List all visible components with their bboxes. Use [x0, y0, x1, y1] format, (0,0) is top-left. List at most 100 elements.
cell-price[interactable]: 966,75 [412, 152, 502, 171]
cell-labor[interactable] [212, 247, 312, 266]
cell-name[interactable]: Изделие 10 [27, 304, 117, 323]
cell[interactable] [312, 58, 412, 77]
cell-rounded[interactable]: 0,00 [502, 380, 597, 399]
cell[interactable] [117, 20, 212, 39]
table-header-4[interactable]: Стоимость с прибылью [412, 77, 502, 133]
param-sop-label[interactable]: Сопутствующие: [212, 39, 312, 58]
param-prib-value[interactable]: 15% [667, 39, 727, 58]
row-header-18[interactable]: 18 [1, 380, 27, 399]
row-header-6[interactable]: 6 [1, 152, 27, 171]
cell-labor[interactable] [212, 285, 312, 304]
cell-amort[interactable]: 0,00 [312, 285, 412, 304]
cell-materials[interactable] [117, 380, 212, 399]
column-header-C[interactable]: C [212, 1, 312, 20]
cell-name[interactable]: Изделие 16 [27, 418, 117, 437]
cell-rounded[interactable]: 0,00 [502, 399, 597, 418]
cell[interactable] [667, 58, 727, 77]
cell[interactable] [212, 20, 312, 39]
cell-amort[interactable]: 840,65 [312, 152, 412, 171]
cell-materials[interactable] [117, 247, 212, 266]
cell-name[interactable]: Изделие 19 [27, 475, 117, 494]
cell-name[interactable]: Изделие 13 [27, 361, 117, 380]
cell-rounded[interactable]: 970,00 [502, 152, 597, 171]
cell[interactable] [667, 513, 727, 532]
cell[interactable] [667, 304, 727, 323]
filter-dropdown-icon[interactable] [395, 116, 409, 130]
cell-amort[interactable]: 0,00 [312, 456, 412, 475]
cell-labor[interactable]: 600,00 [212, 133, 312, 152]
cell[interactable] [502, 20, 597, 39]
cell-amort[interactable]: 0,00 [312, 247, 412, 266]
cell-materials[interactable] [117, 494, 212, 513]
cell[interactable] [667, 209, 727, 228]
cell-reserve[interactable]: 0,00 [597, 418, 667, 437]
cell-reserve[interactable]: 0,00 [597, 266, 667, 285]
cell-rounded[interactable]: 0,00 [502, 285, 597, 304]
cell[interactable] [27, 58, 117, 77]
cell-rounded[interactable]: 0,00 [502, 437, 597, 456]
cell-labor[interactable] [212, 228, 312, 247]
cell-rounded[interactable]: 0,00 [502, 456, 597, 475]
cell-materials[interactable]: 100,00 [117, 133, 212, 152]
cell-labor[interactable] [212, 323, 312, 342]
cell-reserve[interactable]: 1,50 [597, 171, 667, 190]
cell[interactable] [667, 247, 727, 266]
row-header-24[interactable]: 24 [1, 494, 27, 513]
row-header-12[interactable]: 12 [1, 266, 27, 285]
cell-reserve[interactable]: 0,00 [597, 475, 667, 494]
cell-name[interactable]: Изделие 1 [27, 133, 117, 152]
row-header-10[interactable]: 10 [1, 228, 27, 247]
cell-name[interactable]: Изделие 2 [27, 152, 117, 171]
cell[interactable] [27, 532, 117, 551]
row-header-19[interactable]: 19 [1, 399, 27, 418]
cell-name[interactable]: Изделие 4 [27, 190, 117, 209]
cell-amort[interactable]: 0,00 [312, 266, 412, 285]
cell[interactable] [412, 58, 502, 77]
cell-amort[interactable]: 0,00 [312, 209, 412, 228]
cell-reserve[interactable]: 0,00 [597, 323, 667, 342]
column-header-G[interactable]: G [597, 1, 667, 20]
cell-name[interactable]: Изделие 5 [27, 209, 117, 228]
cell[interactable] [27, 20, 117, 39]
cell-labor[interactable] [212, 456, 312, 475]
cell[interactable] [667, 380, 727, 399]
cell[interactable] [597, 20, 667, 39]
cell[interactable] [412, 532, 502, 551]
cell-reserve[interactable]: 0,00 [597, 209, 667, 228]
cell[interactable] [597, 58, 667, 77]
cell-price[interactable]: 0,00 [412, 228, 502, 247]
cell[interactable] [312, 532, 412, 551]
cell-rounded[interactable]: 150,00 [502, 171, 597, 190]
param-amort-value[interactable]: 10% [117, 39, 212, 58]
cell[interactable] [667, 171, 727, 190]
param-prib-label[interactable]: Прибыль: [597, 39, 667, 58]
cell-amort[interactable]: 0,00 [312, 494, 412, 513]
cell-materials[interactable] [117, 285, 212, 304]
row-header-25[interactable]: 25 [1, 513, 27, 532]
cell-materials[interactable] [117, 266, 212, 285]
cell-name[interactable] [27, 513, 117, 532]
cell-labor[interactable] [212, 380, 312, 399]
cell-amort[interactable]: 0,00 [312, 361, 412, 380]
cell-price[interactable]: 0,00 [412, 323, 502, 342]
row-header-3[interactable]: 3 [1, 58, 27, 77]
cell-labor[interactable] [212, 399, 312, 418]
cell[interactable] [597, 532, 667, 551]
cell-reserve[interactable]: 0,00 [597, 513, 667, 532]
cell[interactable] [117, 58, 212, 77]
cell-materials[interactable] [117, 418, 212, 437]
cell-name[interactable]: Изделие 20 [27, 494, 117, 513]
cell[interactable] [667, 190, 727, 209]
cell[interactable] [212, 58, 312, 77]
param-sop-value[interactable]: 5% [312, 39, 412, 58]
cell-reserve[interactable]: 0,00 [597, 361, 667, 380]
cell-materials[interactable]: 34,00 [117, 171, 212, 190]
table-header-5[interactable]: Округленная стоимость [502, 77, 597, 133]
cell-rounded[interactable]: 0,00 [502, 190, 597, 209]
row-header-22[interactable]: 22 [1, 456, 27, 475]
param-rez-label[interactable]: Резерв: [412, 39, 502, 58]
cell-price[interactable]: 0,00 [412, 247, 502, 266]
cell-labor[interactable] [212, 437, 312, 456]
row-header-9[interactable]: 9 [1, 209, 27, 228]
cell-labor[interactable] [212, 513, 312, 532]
****************
▸ What to work on
Put these lines into a JSON list of strings, one string per line, and leave out any blank lines.

▸ Exercise solution
[
  "List all visible components with their bboxes. Use [x0, y0, x1, y1] format, (0,0) is top-left. List at most 100 elements.",
  "cell-price[interactable]: 966,75 [412, 152, 502, 171]",
  "cell-labor[interactable] [212, 247, 312, 266]",
  "cell-name[interactable]: Изделие 10 [27, 304, 117, 323]",
  "cell[interactable] [312, 58, 412, 77]",
  "cell-rounded[interactable]: 0,00 [502, 380, 597, 399]",
  "cell[interactable] [117, 20, 212, 39]",
  "table-header-4[interactable]: Стоимость с прибылью [412, 77, 502, 133]",
  "param-sop-label[interactable]: Сопутствующие: [212, 39, 312, 58]",
  "param-prib-value[interactable]: 15% [667, 39, 727, 58]",
  "row-header-18[interactable]: 18 [1, 380, 27, 399]",
  "row-header-6[interactable]: 6 [1, 152, 27, 171]",
  "cell-labor[interactable] [212, 285, 312, 304]",
  "cell-amort[interactable]: 0,00 [312, 285, 412, 304]",
  "cell-materials[interactable] [117, 380, 212, 399]",
  "column-header-C[interactable]: C [212, 1, 312, 20]",
  "cell-name[interactable]: Изделие 16 [27, 418, 117, 437]",
  "cell-rounded[interactable]: 0,00 [502, 399, 597, 418]",
  "cell[interactable] [667, 58, 727, 77]",
  "cell[interactable] [212, 20, 312, 39]",
  "cell-amort[interactable]: 840,65 [312, 152, 412, 171]",
  "cell-materials[interactable] [117, 247, 212, 266]",
  "cell-name[interactable]: Изделие 19 [27, 475, 117, 494]",
  "cell-name[interactable]: Изделие 13 [27, 361, 117, 380]",
  "cell-rounded[interactable]: 970,00 [502, 152, 597, 171]",
  "cell[interactable] [667, 513, 727, 532]",
  "cell[interactable] [667, 304, 727, 323]",
  "filter-dropdown-icon[interactable] [395, 116, 409, 130]",
  "cell-amort[interactable]: 0,00 [312, 456, 412, 475]",
  "cell-labor[interactable]: 600,00 [212, 133, 312, 152]",
  "cell[interactable] [502, 20, 597, 39]",
  "cell-amort[interactable]: 0,00 [312, 247, 412, 266]",
  "cell-materials[interactable] [117, 494, 212, 513]",
  "cell[interactable] [667, 209, 727, 228]",
  "cell-reserve[interactable]: 0,00 [597, 418, 667, 437]",
  "cell-reserve[interactable]: 0,00 [597, 266, 667, 285]",
  "cell-rounded[interactable]: 0,00 [502, 285, 597, 304]",
  "cell[interactable] [27, 58, 117, 77]",
  "cell-rounded[interactable]: 0,00 [502, 437, 597, 456]",
  "cell-labor[interactable] [212, 228, 312, 247]",
  "cell-rounded[interactable]: 0,00 [502, 456, 597, 475]",
  "cell-materials[interactable]: 100,00 [117, 133, 212, 152]",
  "cell-labor[interactable] [212, 323, 312, 342]",
  "cell-reserve[interactable]: 1,50 [597, 171, 667, 190]",
  "cell[interactable] [667, 247, 727, 266]",
  "row-header-24[interactable]: 24 [1, 494, 27, 513]",
  "row-header-12[interactable]: 12 [1, 266, 27, 285]",
  "cell-reserve[interactable]: 0,00 [597, 475, 667, 494]",
  "cell-name[interactable]: Изделие 1 [27, 133, 117, 152]",
  "row-header-10[interactable]: 10 [1, 228, 27, 247]",
  "cell-name[interactable]: Изделие 2 [27, 152, 117, 171]",
  "cell[interactable] [27, 532, 117, 551]",
  "row-header-19[interactable]: 19 [1, 399, 27, 418]",
  "cell-name[interactable]: Изделие 4 [27, 190, 117, 209]",
  "cell-amort[interactable]: 0,00 [312, 266, 412, 285]",
  "cell[interactable] [412, 58, 502, 77]",
  "cell-amort[interactable]: 0,00 [312, 209, 412, 228]",
  "cell-reserve[interactable]: 0,00 [597, 323, 667, 342]",
  "column-header-G[interactable]: G [597, 1, 667, 20]",
  "cell-name[interactable]: Изделие 5 [27, 209, 117, 228]",
  "cell[interactable] [27, 20, 117, 39]",
  "cell-labor[interactable] [212, 456, 312, 475]",
  "cell[interactable] [667, 380, 727, 399]",
  "cell[interactable] [597, 20, 667, 39]",
  "cell[interactable] [412, 532, 502, 551]",
  "cell-reserve[interactable]: 0,00 [597, 209, 667, 228]",
  "cell[interactable] [597, 58, 667, 77]",
  "cell-price[interactable]: 0,00 [412, 228, 502, 247]",
  "cell[interactable] [312, 532, 412, 551]",
  "cell-rounded[interactable]: 150,00 [502, 171, 597, 190]",
  "param-amort-value[interactable]: 10% [117, 39, 212, 58]",
  "cell[interactable] [667, 171, 727, 190]",
  "param-prib-label[interactable]: Прибыль: [597, 39, 667, 58]",
  "cell-amort[interactable]: 0,00 [312, 494, 412, 513]",
  "cell-materials[interactable] [117, 285, 212, 304]",
  "row-header-25[interactable]: 25 [1, 513, 27, 532]",
  "cell-materials[interactable] [117, 266, 212, 285]",
  "cell-name[interactable] [27, 513, 117, 532]",
  "cell-labor[interactable] [212, 380, 312, 399]",
  "cell-amort[interactable]: 0,00 [312, 361, 412, 380]",
  "cell-price[interactable]: 0,00 [412, 323, 502, 342]",
  "row-header-3[interactable]: 3 [1, 58, 27, 77]",
  "cell-labor[interactable] [212, 399, 312, 418]",
  "cell[interactable] [597, 532, 667, 551]",
  "cell-reserve[interactable]: 0,00 [597, 513, 667, 532]",
  "cell[interactable] [117, 58, 212, 77]",
  "cell-materials[interactable] [117, 418, 212, 437]",
  "cell-name[interactable]: Изделие 20 [27, 494, 117, 513]",
  "cell[interactable] [667, 190, 727, 209]",
  "cell[interactable] [212, 58, 312, 77]",
  "param-sop-value[interactable]: 5% [312, 39, 412, 58]",
  "cell-reserve[interactable]: 0,00 [597, 361, 667, 380]",
  "cell-materials[interactable]: 34,00 [117, 171, 212, 190]",
  "table-header-5[interactable]: Округленная стоимость [502, 77, 597, 133]",
  "cell-rounded[interactable]: 0,00 [502, 190, 597, 209]",
  "row-header-22[interactable]: 22 [1, 456, 27, 475]",
  "param-rez-label[interactable]: Резерв: [412, 39, 502, 58]",
  "cell-price[interactable]: 0,00 [412, 247, 502, 266]",
  "cell-labor[interactable] [212, 437, 312, 456]",
  "row-header-9[interactable]: 9 [1, 209, 27, 228]",
  "cell-labor[interactable] [212, 513, 312, 532]"
]